Using the listing below, extract each line that has the word "ИОГВ" in it.

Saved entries

· · · · · · ·

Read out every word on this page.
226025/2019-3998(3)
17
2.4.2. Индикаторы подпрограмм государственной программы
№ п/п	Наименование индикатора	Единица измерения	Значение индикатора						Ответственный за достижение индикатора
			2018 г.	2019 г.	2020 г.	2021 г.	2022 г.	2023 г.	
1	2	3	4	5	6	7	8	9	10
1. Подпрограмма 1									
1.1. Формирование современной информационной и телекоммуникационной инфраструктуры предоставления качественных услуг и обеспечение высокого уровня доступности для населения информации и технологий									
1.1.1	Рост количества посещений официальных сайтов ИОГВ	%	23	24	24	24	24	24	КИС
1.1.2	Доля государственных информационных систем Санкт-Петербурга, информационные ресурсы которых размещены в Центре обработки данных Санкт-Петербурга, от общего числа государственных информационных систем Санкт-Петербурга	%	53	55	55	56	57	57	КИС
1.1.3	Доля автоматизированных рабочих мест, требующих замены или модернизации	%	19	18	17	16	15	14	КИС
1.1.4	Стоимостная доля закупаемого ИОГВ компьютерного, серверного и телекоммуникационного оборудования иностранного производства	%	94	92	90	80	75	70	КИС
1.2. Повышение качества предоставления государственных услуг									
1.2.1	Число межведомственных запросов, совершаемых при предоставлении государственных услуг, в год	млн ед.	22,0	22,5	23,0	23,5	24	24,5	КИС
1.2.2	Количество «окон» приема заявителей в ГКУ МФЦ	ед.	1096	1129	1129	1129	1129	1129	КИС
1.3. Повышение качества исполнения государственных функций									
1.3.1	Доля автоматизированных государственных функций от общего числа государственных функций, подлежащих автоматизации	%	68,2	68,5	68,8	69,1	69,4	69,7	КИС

· · · · · · ·

[EXPECTED ANSWER]
1.1.1	Рост количества посещений официальных сайтов ИОГВ	%	23	24	24	24	24	24	КИС
1.1.4	Стоимостная доля закупаемого ИОГВ компьютерного, серверного и телекоммуникационного оборудования иностранного производства	%	94	92	90	80	75	70	КИС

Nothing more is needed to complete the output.